═══ Data excerpts

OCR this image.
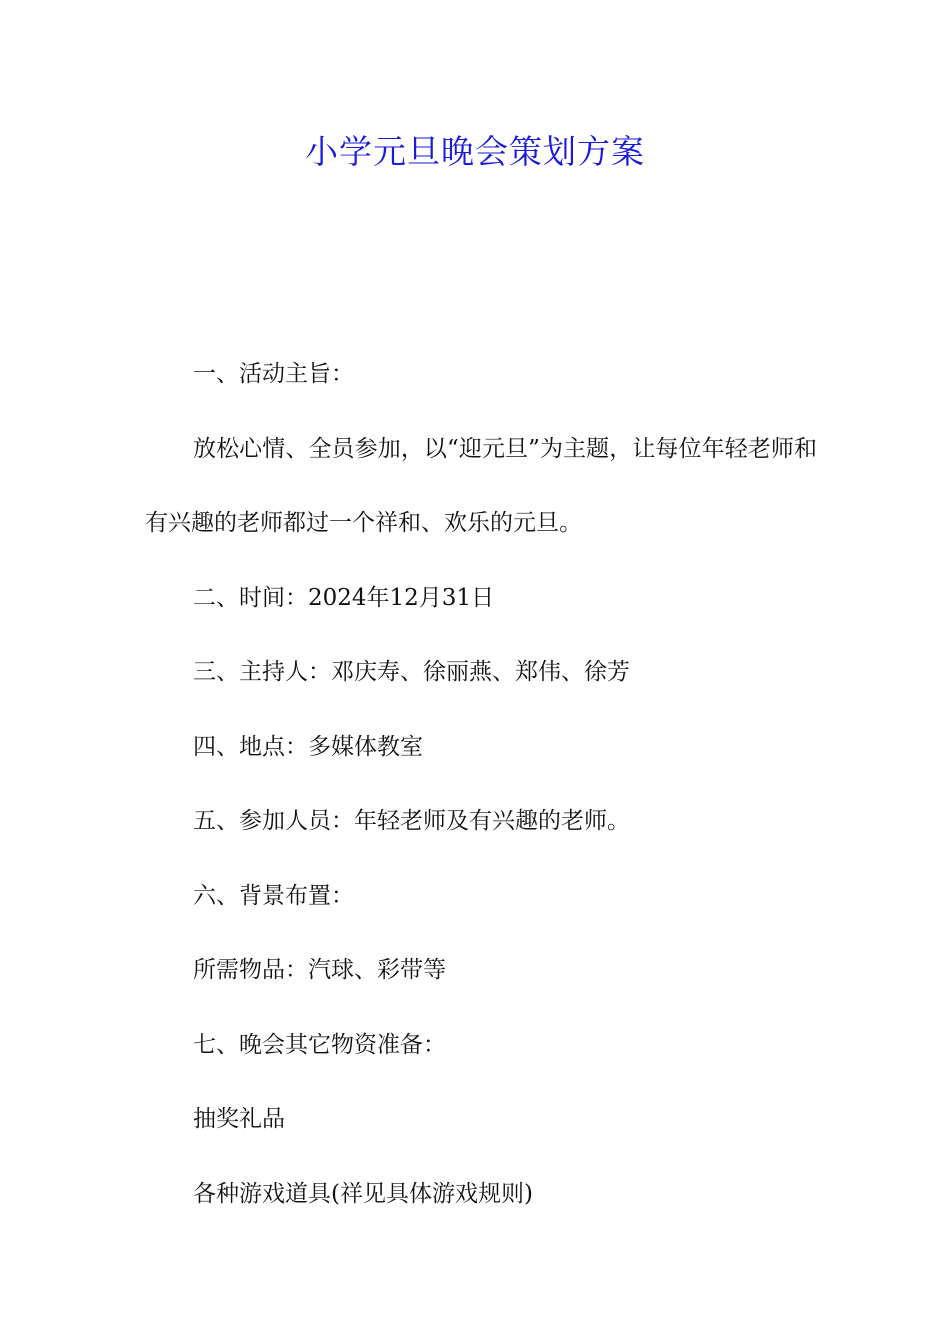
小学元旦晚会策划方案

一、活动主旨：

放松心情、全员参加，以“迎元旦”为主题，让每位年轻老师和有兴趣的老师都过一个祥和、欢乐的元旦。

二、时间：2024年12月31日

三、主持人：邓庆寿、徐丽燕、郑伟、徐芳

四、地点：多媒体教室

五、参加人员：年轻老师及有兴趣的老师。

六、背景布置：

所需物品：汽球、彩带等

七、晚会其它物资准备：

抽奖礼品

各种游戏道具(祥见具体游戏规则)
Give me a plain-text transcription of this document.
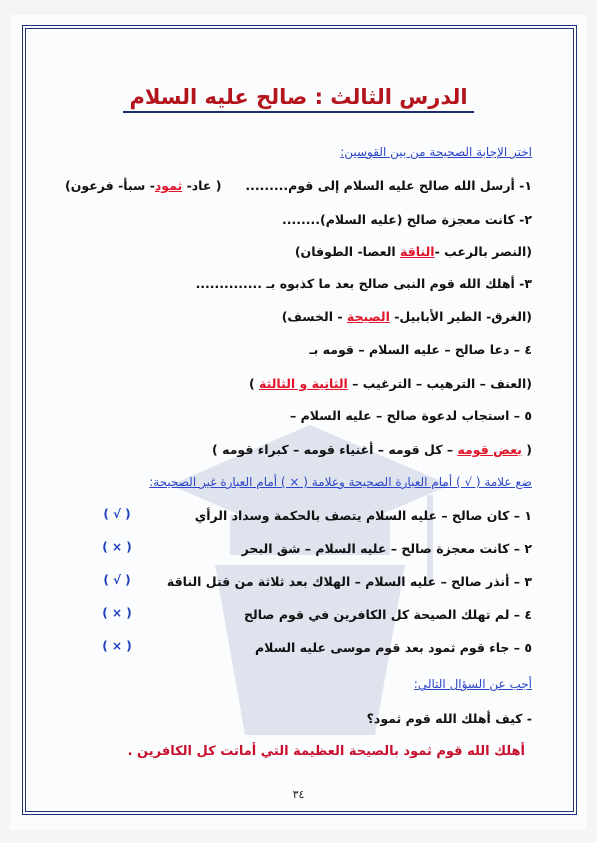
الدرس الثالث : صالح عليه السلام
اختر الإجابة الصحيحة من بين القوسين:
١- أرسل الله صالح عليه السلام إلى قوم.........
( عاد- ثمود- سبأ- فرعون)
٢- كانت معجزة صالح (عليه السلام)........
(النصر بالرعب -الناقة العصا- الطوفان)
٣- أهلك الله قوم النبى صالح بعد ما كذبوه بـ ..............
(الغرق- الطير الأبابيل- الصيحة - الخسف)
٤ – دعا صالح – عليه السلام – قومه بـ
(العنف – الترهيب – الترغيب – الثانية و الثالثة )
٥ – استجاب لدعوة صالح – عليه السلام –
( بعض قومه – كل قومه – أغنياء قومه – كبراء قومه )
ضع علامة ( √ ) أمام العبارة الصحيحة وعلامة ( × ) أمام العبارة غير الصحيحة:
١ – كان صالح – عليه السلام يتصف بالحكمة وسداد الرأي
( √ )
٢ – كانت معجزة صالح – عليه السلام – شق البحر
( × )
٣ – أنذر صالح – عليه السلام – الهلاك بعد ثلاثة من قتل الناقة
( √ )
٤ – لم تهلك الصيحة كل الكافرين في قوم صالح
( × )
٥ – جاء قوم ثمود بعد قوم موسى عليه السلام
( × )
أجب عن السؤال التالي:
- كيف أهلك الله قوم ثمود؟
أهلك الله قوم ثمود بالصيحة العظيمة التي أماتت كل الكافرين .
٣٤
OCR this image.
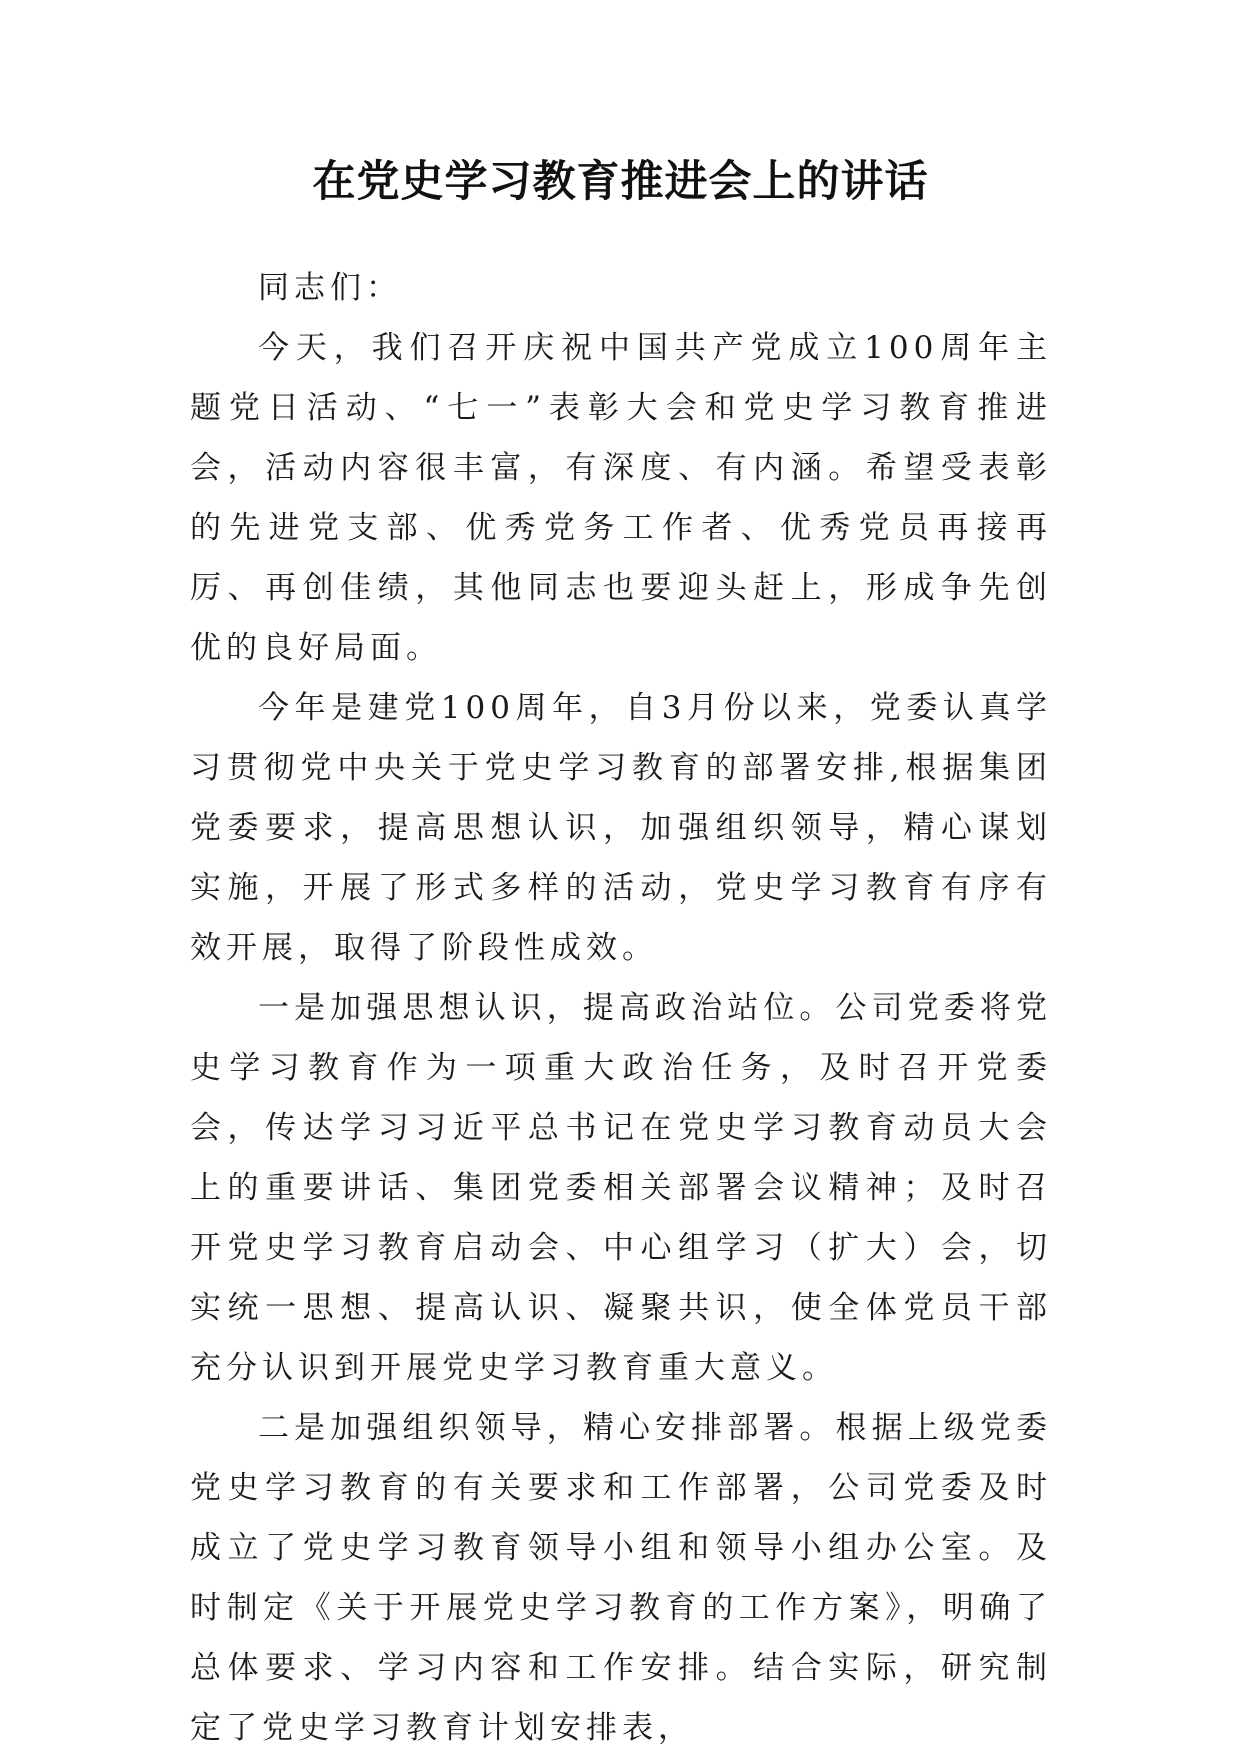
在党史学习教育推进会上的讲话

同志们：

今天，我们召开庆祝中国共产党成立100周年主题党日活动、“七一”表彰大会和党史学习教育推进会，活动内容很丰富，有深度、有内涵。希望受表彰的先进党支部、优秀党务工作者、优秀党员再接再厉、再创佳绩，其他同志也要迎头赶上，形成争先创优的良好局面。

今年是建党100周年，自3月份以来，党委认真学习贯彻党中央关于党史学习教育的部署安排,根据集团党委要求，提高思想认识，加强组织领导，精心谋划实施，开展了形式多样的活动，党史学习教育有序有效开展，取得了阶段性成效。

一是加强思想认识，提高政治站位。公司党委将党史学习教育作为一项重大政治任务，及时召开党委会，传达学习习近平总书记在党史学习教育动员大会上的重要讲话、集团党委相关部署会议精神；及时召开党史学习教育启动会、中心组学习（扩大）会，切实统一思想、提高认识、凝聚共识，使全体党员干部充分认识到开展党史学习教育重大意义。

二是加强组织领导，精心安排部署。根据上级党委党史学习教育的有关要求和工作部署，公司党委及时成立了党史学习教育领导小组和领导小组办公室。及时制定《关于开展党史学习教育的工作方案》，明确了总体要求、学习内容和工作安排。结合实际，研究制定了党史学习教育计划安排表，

══════

- Instruction: Print again, word for word, every line from the line with "Give me a plain-text" to the final line of the records, inclusive; skip the pictures.

- Response:
Give me a plain-text transcription of this document.
الدرس الثالث : صالح عليه السلام
اختر الإجابة الصحيحة من بين القوسين:
١- أرسل الله صالح عليه السلام إلى قوم.........
( عاد- ثمود- سبأ- فرعون)
٢- كانت معجزة صالح (عليه السلام)........
(النصر بالرعب -الناقة العصا- الطوفان)
٣- أهلك الله قوم النبى صالح بعد ما كذبوه بـ ..............
(الغرق- الطير الأبابيل- الصيحة - الخسف)
٤ – دعا صالح – عليه السلام – قومه بـ
(العنف – الترهيب – الترغيب – الثانية و الثالثة )
٥ – استجاب لدعوة صالح – عليه السلام –
( بعض قومه – كل قومه – أغنياء قومه – كبراء قومه )
ضع علامة ( √ ) أمام العبارة الصحيحة وعلامة ( × ) أمام العبارة غير الصحيحة:
١ – كان صالح – عليه السلام يتصف بالحكمة وسداد الرأي
( √ )
٢ – كانت معجزة صالح – عليه السلام – شق البحر
( × )
٣ – أنذر صالح – عليه السلام – الهلاك بعد ثلاثة من قتل الناقة
( √ )
٤ – لم تهلك الصيحة كل الكافرين في قوم صالح
( × )
٥ – جاء قوم ثمود بعد قوم موسى عليه السلام
( × )
أجب عن السؤال التالي:
- كيف أهلك الله قوم ثمود؟
أهلك الله قوم ثمود بالصيحة العظيمة التي أماتت كل الكافرين .
٣٤
OCR this image.
在党史学习教育推进会上的讲话

同志们：

今天，我们召开庆祝中国共产党成立100周年主题党日活动、“七一”表彰大会和党史学习教育推进会，活动内容很丰富，有深度、有内涵。希望受表彰的先进党支部、优秀党务工作者、优秀党员再接再厉、再创佳绩，其他同志也要迎头赶上，形成争先创优的良好局面。

今年是建党100周年，自3月份以来，党委认真学习贯彻党中央关于党史学习教育的部署安排,根据集团党委要求，提高思想认识，加强组织领导，精心谋划实施，开展了形式多样的活动，党史学习教育有序有效开展，取得了阶段性成效。

一是加强思想认识，提高政治站位。公司党委将党史学习教育作为一项重大政治任务，及时召开党委会，传达学习习近平总书记在党史学习教育动员大会上的重要讲话、集团党委相关部署会议精神；及时召开党史学习教育启动会、中心组学习（扩大）会，切实统一思想、提高认识、凝聚共识，使全体党员干部充分认识到开展党史学习教育重大意义。

二是加强组织领导，精心安排部署。根据上级党委党史学习教育的有关要求和工作部署，公司党委及时成立了党史学习教育领导小组和领导小组办公室。及时制定《关于开展党史学习教育的工作方案》，明确了总体要求、学习内容和工作安排。结合实际，研究制定了党史学习教育计划安排表，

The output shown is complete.